— start RECORDS FOR THE EXERCISE —
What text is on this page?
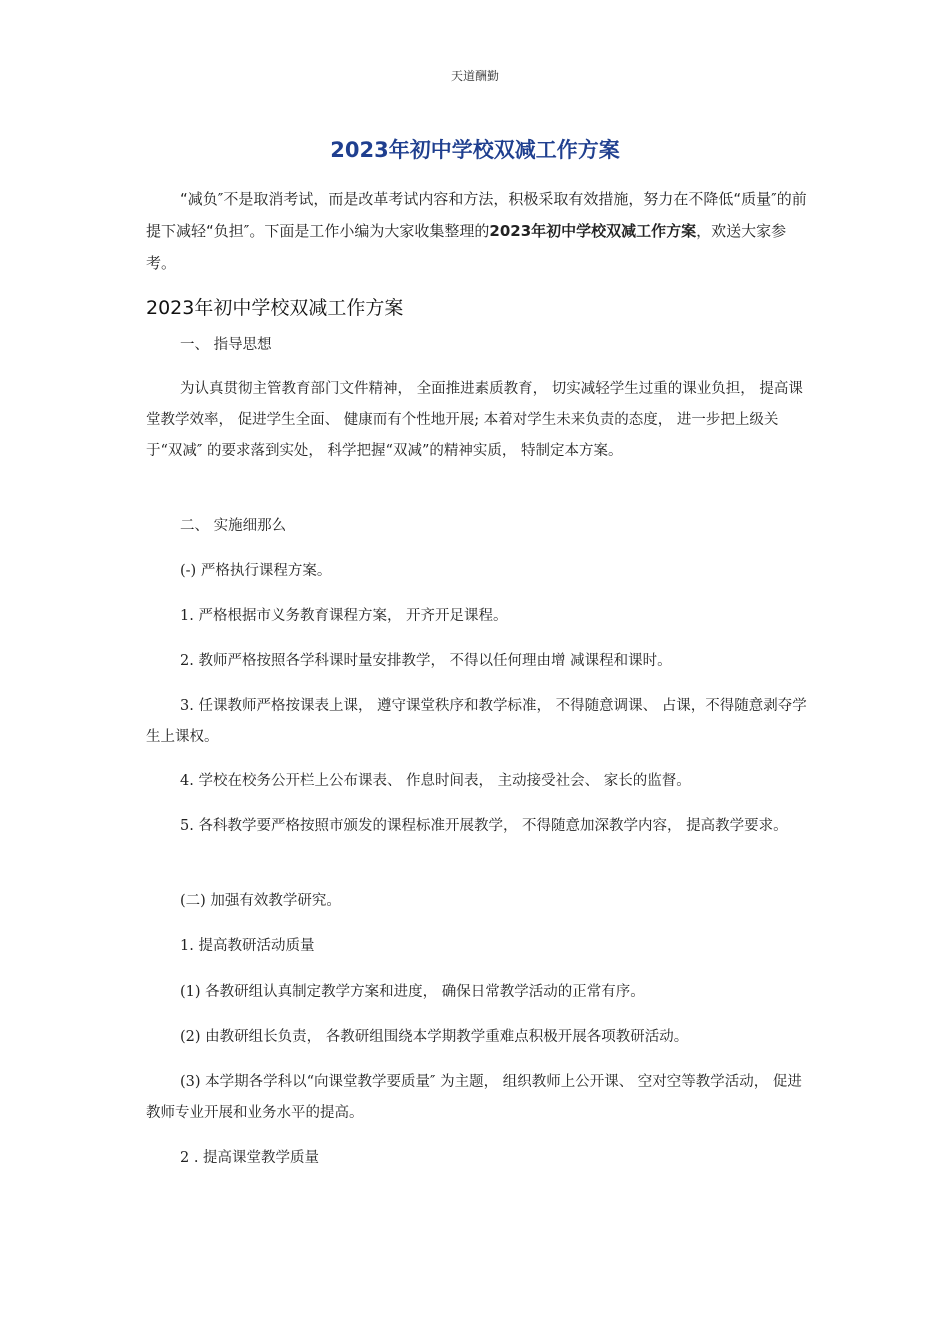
天道酬勤
2023年初中学校双减工作方案
“减负″不是取消考试，而是改革考试内容和方法，积极采取有效措施，努力在不降低“质量″的前提下减轻“负担″。下面是工作小编为大家收集整理的2023年初中学校双减工作方案，欢送大家参考。
2023年初中学校双减工作方案
一、 指导思想
为认真贯彻主管教育部门文件精神， 全面推进素质教育， 切实减轻学生过重的课业负担， 提高课堂教学效率， 促进学生全面、 健康而有个性地开展; 本着对学生未来负责的态度， 进一步把上级关于“双减″ 的要求落到实处， 科学把握“双减”的精神实质， 特制定本方案。
二、 实施细那么
(-) 严格执行课程方案。
1. 严格根据市义务教育课程方案， 开齐开足课程。
2. 教师严格按照各学科课时量安排教学， 不得以任何理由增 减课程和课时。
3. 任课教师严格按课表上课， 遵守课堂秩序和教学标准， 不得随意调课、 占课，不得随意剥夺学生上课权。
4. 学校在校务公开栏上公布课表、 作息时间表， 主动接受社会、 家长的监督。
5. 各科教学要严格按照市颁发的课程标准开展教学， 不得随意加深教学内容， 提高教学要求。
(二) 加强有效教学研究。
1. 提高教研活动质量
(1) 各教研组认真制定教学方案和进度， 确保日常教学活动的正常有序。
(2) 由教研组长负责， 各教研组围绕本学期教学重难点积极开展各项教研活动。
(3) 本学期各学科以“向课堂教学要质量″ 为主题， 组织教师上公开课、 空对空等教学活动， 促进教师专业开展和业务水平的提高。
2 . 提高课堂教学质量
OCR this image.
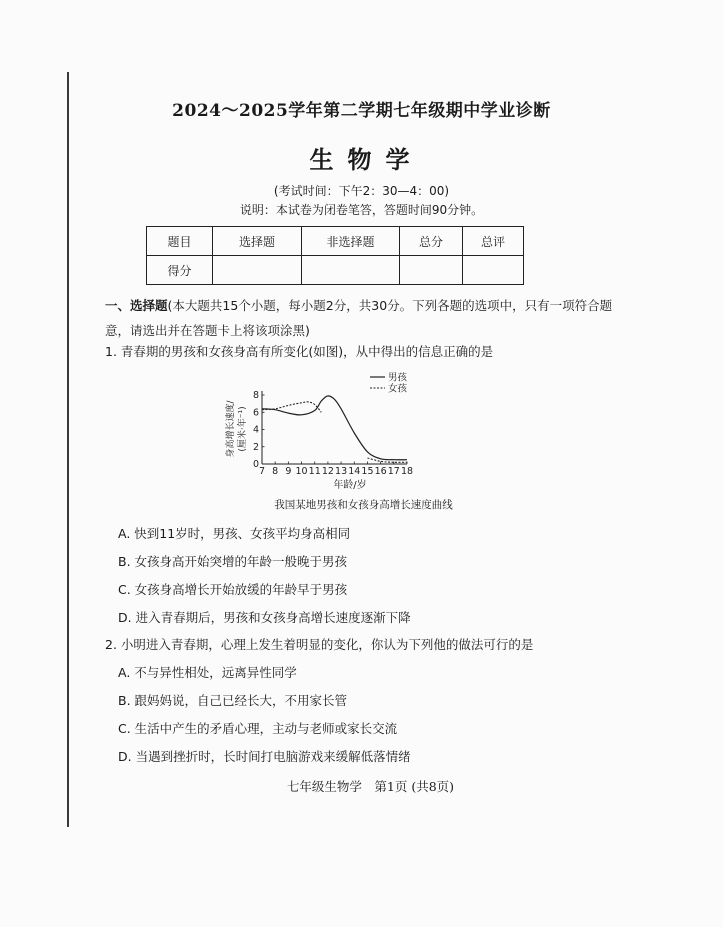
2024～2025学年第二学期七年级期中学业诊断
生物学
(考试时间：下午2：30—4：00)
说明：本试卷为闭卷笔答，答题时间90分钟。
题目	选择题	非选择题	总分	总评
得分				
一、选择题(本大题共15个小题，每小题2分，共30分。下列各题的选项中，只有一项符合题
意，请选出并在答题卡上将该项涂黑)
1. 青春期的男孩和女孩身高有所变化(如图)，从中得出的信息正确的是
男孩
女孩
7 8 9 10 11 12 13 14 15 16 17 18
0
2
4
6
8
年龄/岁
身高增长速度/ (厘米·年⁻¹)
我国某地男孩和女孩身高增长速度曲线
A. 快到11岁时，男孩、女孩平均身高相同
B. 女孩身高开始突增的年龄一般晚于男孩
C. 女孩身高增长开始放缓的年龄早于男孩
D. 进入青春期后，男孩和女孩身高增长速度逐渐下降
2. 小明进入青春期，心理上发生着明显的变化，你认为下列他的做法可行的是
A. 不与异性相处，远离异性同学
B. 跟妈妈说，自己已经长大，不用家长管
C. 生活中产生的矛盾心理，主动与老师或家长交流
D. 当遇到挫折时，长时间打电脑游戏来缓解低落情绪
七年级生物学　第1页 (共8页)
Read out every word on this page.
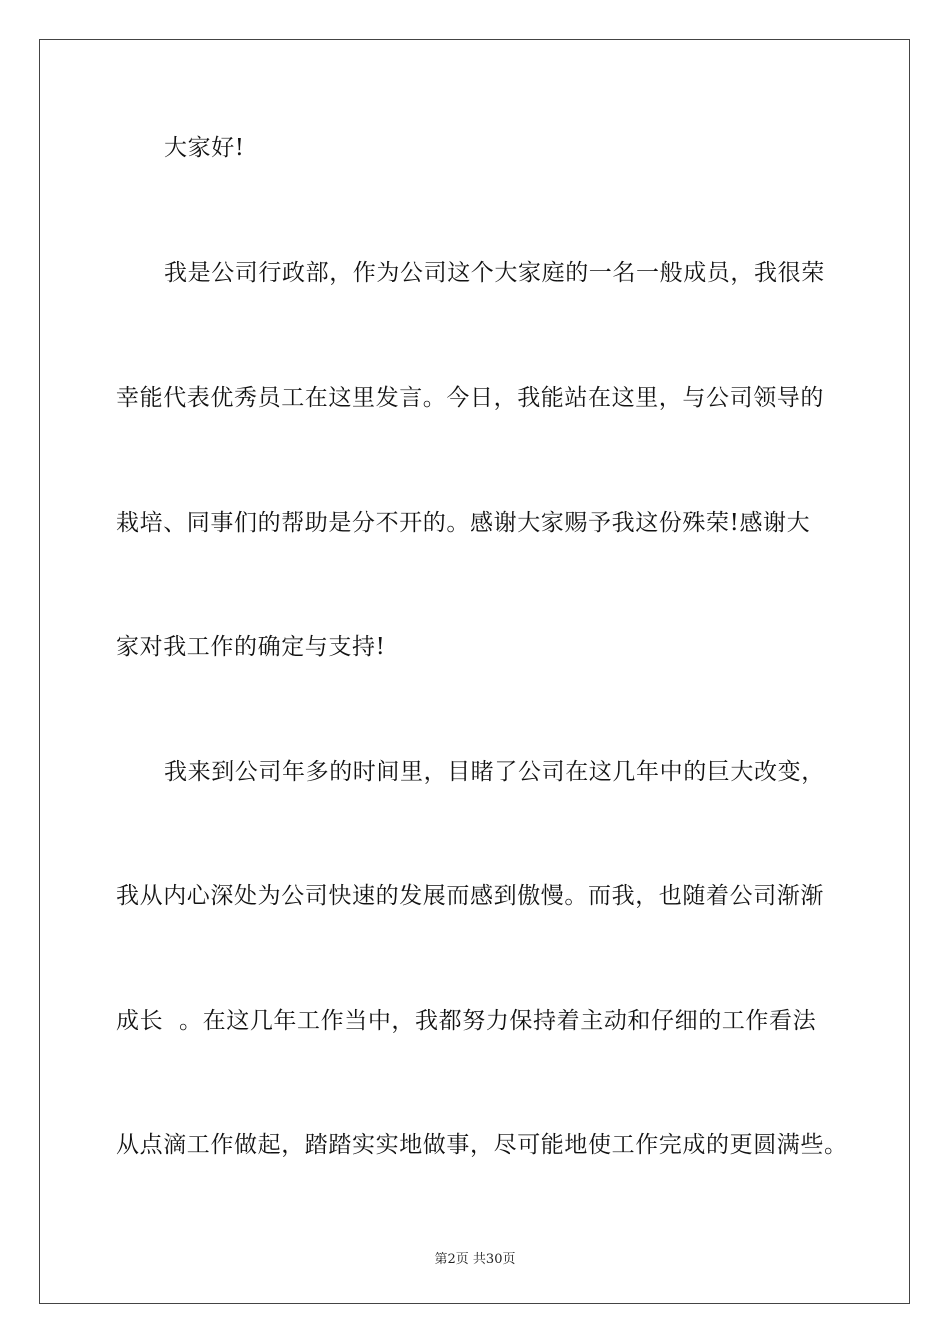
大家好!
我是公司行政部，作为公司这个大家庭的一名一般成员，我很荣
幸能代表优秀员工在这里发言。今日，我能站在这里，与公司领导的
栽培、同事们的帮助是分不开的。感谢大家赐予我这份殊荣!感谢大
家对我工作的确定与支持!
我来到公司年多的时间里，目睹了公司在这几年中的巨大改变，
我从内心深处为公司快速的发展而感到傲慢。而我，也随着公司渐渐
成长  。在这几年工作当中，我都努力保持着主动和仔细的工作看法
从点滴工作做起，踏踏实实地做事，尽可能地使工作完成的更圆满些。
第2页 共30页
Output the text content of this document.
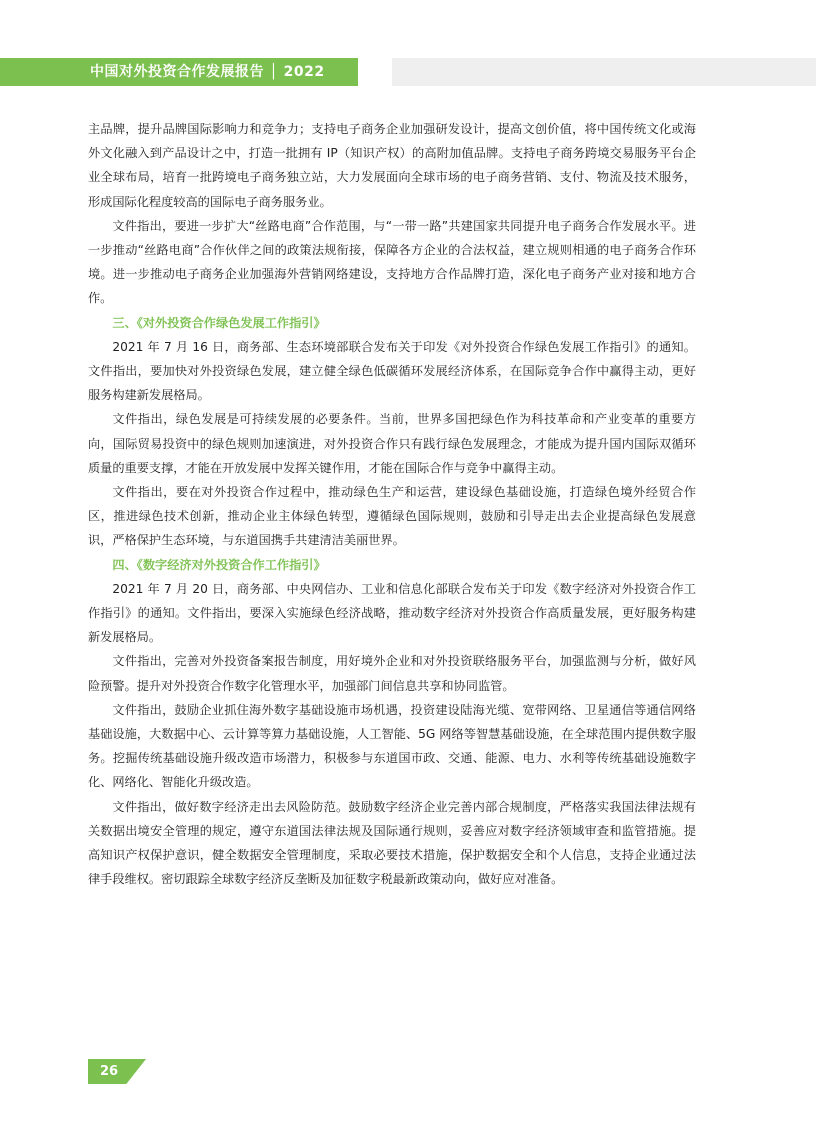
中国对外投资合作发展报告 │ 2022

主品牌，提升品牌国际影响力和竞争力；支持电子商务企业加强研发设计，提高文创价值，将中国传统文化或海外文化融入到产品设计之中，打造一批拥有 IP（知识产权）的高附加值品牌。支持电子商务跨境交易服务平台企业全球布局，培育一批跨境电子商务独立站，大力发展面向全球市场的电子商务营销、支付、物流及技术服务，形成国际化程度较高的国际电子商务服务业。

文件指出，要进一步扩大“丝路电商”合作范围，与“一带一路”共建国家共同提升电子商务合作发展水平。进一步推动“丝路电商”合作伙伴之间的政策法规衔接，保障各方企业的合法权益，建立规则相通的电子商务合作环境。进一步推动电子商务企业加强海外营销网络建设，支持地方合作品牌打造，深化电子商务产业对接和地方合作。

三、《对外投资合作绿色发展工作指引》

2021 年 7 月 16 日，商务部、生态环境部联合发布关于印发《对外投资合作绿色发展工作指引》的通知。文件指出，要加快对外投资绿色发展，建立健全绿色低碳循环发展经济体系，在国际竞争合作中赢得主动，更好服务构建新发展格局。

文件指出，绿色发展是可持续发展的必要条件。当前，世界多国把绿色作为科技革命和产业变革的重要方向，国际贸易投资中的绿色规则加速演进，对外投资合作只有践行绿色发展理念，才能成为提升国内国际双循环质量的重要支撑，才能在开放发展中发挥关键作用，才能在国际合作与竞争中赢得主动。

文件指出，要在对外投资合作过程中，推动绿色生产和运营，建设绿色基础设施，打造绿色境外经贸合作区，推进绿色技术创新，推动企业主体绿色转型，遵循绿色国际规则，鼓励和引导走出去企业提高绿色发展意识，严格保护生态环境，与东道国携手共建清洁美丽世界。

四、《数字经济对外投资合作工作指引》

2021 年 7 月 20 日，商务部、中央网信办、工业和信息化部联合发布关于印发《数字经济对外投资合作工作指引》的通知。文件指出，要深入实施绿色经济战略，推动数字经济对外投资合作高质量发展，更好服务构建新发展格局。

文件指出，完善对外投资备案报告制度，用好境外企业和对外投资联络服务平台，加强监测与分析，做好风险预警。提升对外投资合作数字化管理水平，加强部门间信息共享和协同监管。

文件指出，鼓励企业抓住海外数字基础设施市场机遇，投资建设陆海光缆、宽带网络、卫星通信等通信网络基础设施，大数据中心、云计算等算力基础设施，人工智能、5G 网络等智慧基础设施，在全球范围内提供数字服务。挖掘传统基础设施升级改造市场潜力，积极参与东道国市政、交通、能源、电力、水利等传统基础设施数字化、网络化、智能化升级改造。

文件指出，做好数字经济走出去风险防范。鼓励数字经济企业完善内部合规制度，严格落实我国法律法规有关数据出境安全管理的规定，遵守东道国法律法规及国际通行规则，妥善应对数字经济领域审查和监管措施。提高知识产权保护意识，健全数据安全管理制度，采取必要技术措施，保护数据安全和个人信息，支持企业通过法律手段维权。密切跟踪全球数字经济反垄断及加征数字税最新政策动向，做好应对准备。

26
— end RECORDS FOR THE EXERCISE —
WHAT IS ASKED: Search the lines above for the string "对外投资合作绿色发展工作指引" and copy each line that has it.

SOLVED PROBLEM:
三、《对外投资合作绿色发展工作指引》
2021 年 7 月 16 日，商务部、生态环境部联合发布关于印发《对外投资合作绿色发展工作指引》的通知。文件指出，要加快对外投资绿色发展，建立健全绿色低碳循环发展经济体系，在国际竞争合作中赢得主动，更好服务构建新发展格局。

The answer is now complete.